Copy all of the material exactly. Pictures are not to appear in the copy.

★ ★ ★ ★ ★

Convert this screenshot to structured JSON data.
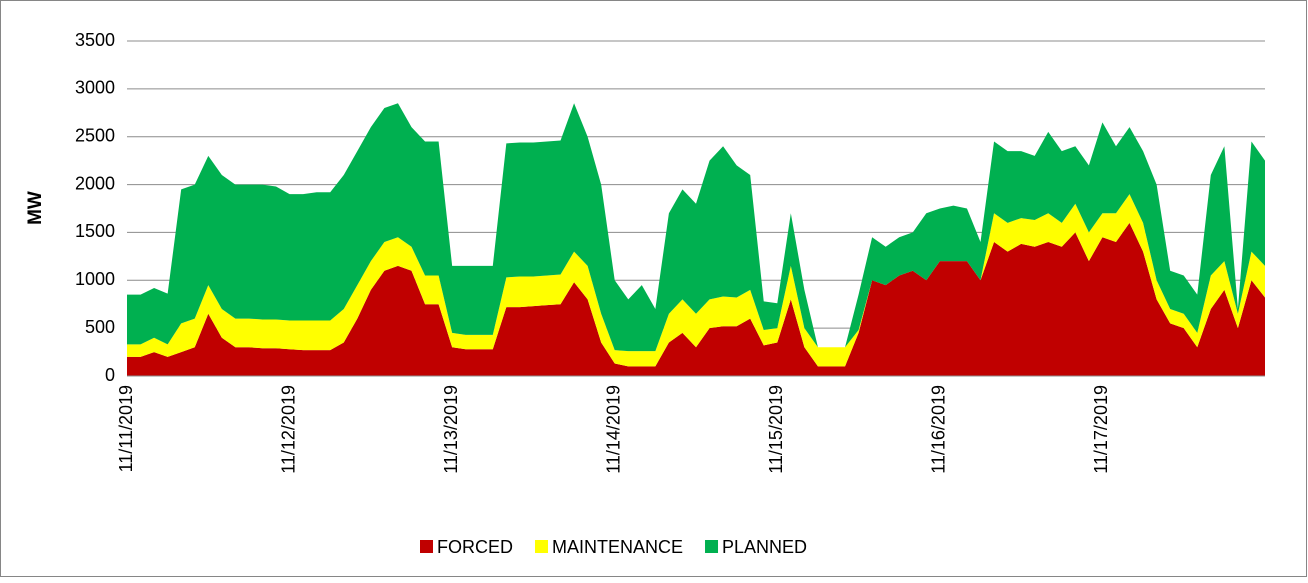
{
  "chart_data": {
    "type": "stacked-area",
    "y_label": "MW",
    "categories": [
      "11/11/2019",
      null,
      null,
      null,
      null,
      null,
      null,
      null,
      null,
      null,
      null,
      null,
      "11/12/2019",
      null,
      null,
      null,
      null,
      null,
      null,
      null,
      null,
      null,
      null,
      null,
      "11/13/2019",
      null,
      null,
      null,
      null,
      null,
      null,
      null,
      null,
      null,
      null,
      null,
      "11/14/2019",
      null,
      null,
      null,
      null,
      null,
      null,
      null,
      null,
      null,
      null,
      null,
      "11/15/2019",
      null,
      null,
      null,
      null,
      null,
      null,
      null,
      null,
      null,
      null,
      null,
      "11/16/2019",
      null,
      null,
      null,
      null,
      null,
      null,
      null,
      null,
      null,
      null,
      null,
      "11/17/2019",
      null,
      null,
      null,
      null,
      null,
      null,
      null,
      null,
      null,
      null,
      null,
      null
    ],
    "series": [
      {
        "name": "FORCED",
        "color": "#c00000",
        "values": [
          200,
          200,
          250,
          200,
          250,
          300,
          650,
          400,
          300,
          300,
          290,
          290,
          280,
          270,
          270,
          270,
          350,
          600,
          900,
          1100,
          1150,
          1100,
          750,
          750,
          300,
          280,
          280,
          280,
          720,
          720,
          730,
          740,
          750,
          980,
          800,
          350,
          130,
          100,
          100,
          100,
          350,
          450,
          300,
          500,
          520,
          520,
          600,
          320,
          350,
          800,
          300,
          100,
          100,
          100,
          450,
          1000,
          950,
          1050,
          1100,
          1000,
          1200,
          1200,
          1200,
          1000,
          1400,
          1300,
          1380,
          1350,
          1400,
          1350,
          1500,
          1200,
          1450,
          1400,
          1600,
          1300,
          800,
          550,
          500,
          300,
          700,
          900,
          500,
          1000,
          820
        ]
      },
      {
        "name": "MAINTENANCE",
        "color": "#ffff00",
        "values": [
          130,
          130,
          150,
          130,
          300,
          300,
          300,
          300,
          300,
          300,
          300,
          300,
          300,
          310,
          310,
          310,
          350,
          350,
          300,
          300,
          300,
          250,
          300,
          300,
          150,
          150,
          150,
          150,
          310,
          320,
          310,
          310,
          310,
          320,
          350,
          300,
          140,
          160,
          160,
          160,
          300,
          350,
          350,
          300,
          310,
          300,
          300,
          160,
          150,
          350,
          200,
          200,
          200,
          200,
          30,
          0,
          0,
          0,
          0,
          0,
          0,
          0,
          0,
          0,
          300,
          300,
          270,
          280,
          300,
          250,
          300,
          300,
          250,
          300,
          300,
          300,
          200,
          150,
          150,
          150,
          350,
          300,
          150,
          300,
          330
        ]
      },
      {
        "name": "PLANNED",
        "color": "#00b050",
        "values": [
          520,
          520,
          520,
          530,
          1400,
          1400,
          1350,
          1400,
          1400,
          1400,
          1410,
          1390,
          1320,
          1320,
          1340,
          1340,
          1400,
          1400,
          1400,
          1400,
          1400,
          1250,
          1400,
          1400,
          700,
          720,
          720,
          720,
          1400,
          1400,
          1400,
          1400,
          1400,
          1550,
          1350,
          1350,
          730,
          540,
          690,
          440,
          1050,
          1150,
          1150,
          1450,
          1570,
          1380,
          1200,
          300,
          260,
          550,
          400,
          0,
          0,
          0,
          370,
          450,
          400,
          400,
          400,
          700,
          550,
          580,
          550,
          400,
          750,
          750,
          700,
          670,
          850,
          750,
          600,
          700,
          950,
          700,
          700,
          750,
          1000,
          400,
          400,
          400,
          1050,
          1200,
          50,
          1150,
          1100
        ]
      }
    ],
    "ylim": [
      0,
      3500
    ],
    "yticks": [
      0,
      500,
      1000,
      1500,
      2000,
      2500,
      3000,
      3500
    ],
    "grid": true,
    "legend": "bottom"
  }
}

★ ★ ★ ★ ★

*Written response:*
Convert this screenshot to structured JSON data.
{
  "chart_data": {
    "type": "stacked-area",
    "y_label": "MW",
    "categories": [
      "11/11/2019",
      null,
      null,
      null,
      null,
      null,
      null,
      null,
      null,
      null,
      null,
      null,
      "11/12/2019",
      null,
      null,
      null,
      null,
      null,
      null,
      null,
      null,
      null,
      null,
      null,
      "11/13/2019",
      null,
      null,
      null,
      null,
      null,
      null,
      null,
      null,
      null,
      null,
      null,
      "11/14/2019",
      null,
      null,
      null,
      null,
      null,
      null,
      null,
      null,
      null,
      null,
      null,
      "11/15/2019",
      null,
      null,
      null,
      null,
      null,
      null,
      null,
      null,
      null,
      null,
      null,
      "11/16/2019",
      null,
      null,
      null,
      null,
      null,
      null,
      null,
      null,
      null,
      null,
      null,
      "11/17/2019",
      null,
      null,
      null,
      null,
      null,
      null,
      null,
      null,
      null,
      null,
      null,
      null
    ],
    "series": [
      {
        "name": "FORCED",
        "color": "#c00000",
        "values": [
          200,
          200,
          250,
          200,
          250,
          300,
          650,
          400,
          300,
          300,
          290,
          290,
          280,
          270,
          270,
          270,
          350,
          600,
          900,
          1100,
          1150,
          1100,
          750,
          750,
          300,
          280,
          280,
          280,
          720,
          720,
          730,
          740,
          750,
          980,
          800,
          350,
          130,
          100,
          100,
          100,
          350,
          450,
          300,
          500,
          520,
          520,
          600,
          320,
          350,
          800,
          300,
          100,
          100,
          100,
          450,
          1000,
          950,
          1050,
          1100,
          1000,
          1200,
          1200,
          1200,
          1000,
          1400,
          1300,
          1380,
          1350,
          1400,
          1350,
          1500,
          1200,
          1450,
          1400,
          1600,
          1300,
          800,
          550,
          500,
          300,
          700,
          900,
          500,
          1000,
          820
        ]
      },
      {
        "name": "MAINTENANCE",
        "color": "#ffff00",
        "values": [
          130,
          130,
          150,
          130,
          300,
          300,
          300,
          300,
          300,
          300,
          300,
          300,
          300,
          310,
          310,
          310,
          350,
          350,
          300,
          300,
          300,
          250,
          300,
          300,
          150,
          150,
          150,
          150,
          310,
          320,
          310,
          310,
          310,
          320,
          350,
          300,
          140,
          160,
          160,
          160,
          300,
          350,
          350,
          300,
          310,
          300,
          300,
          160,
          150,
          350,
          200,
          200,
          200,
          200,
          30,
          0,
          0,
          0,
          0,
          0,
          0,
          0,
          0,
          0,
          300,
          300,
          270,
          280,
          300,
          250,
          300,
          300,
          250,
          300,
          300,
          300,
          200,
          150,
          150,
          150,
          350,
          300,
          150,
          300,
          330
        ]
      },
      {
        "name": "PLANNED",
        "color": "#00b050",
        "values": [
          520,
          520,
          520,
          530,
          1400,
          1400,
          1350,
          1400,
          1400,
          1400,
          1410,
          1390,
          1320,
          1320,
          1340,
          1340,
          1400,
          1400,
          1400,
          1400,
          1400,
          1250,
          1400,
          1400,
          700,
          720,
          720,
          720,
          1400,
          1400,
          1400,
          1400,
          1400,
          1550,
          1350,
          1350,
          730,
          540,
          690,
          440,
          1050,
          1150,
          1150,
          1450,
          1570,
          1380,
          1200,
          300,
          260,
          550,
          400,
          0,
          0,
          0,
          370,
          450,
          400,
          400,
          400,
          700,
          550,
          580,
          550,
          400,
          750,
          750,
          700,
          670,
          850,
          750,
          600,
          700,
          950,
          700,
          700,
          750,
          1000,
          400,
          400,
          400,
          1050,
          1200,
          50,
          1150,
          1100
        ]
      }
    ],
    "ylim": [
      0,
      3500
    ],
    "yticks": [
      0,
      500,
      1000,
      1500,
      2000,
      2500,
      3000,
      3500
    ],
    "grid": true,
    "legend": "bottom"
  }
}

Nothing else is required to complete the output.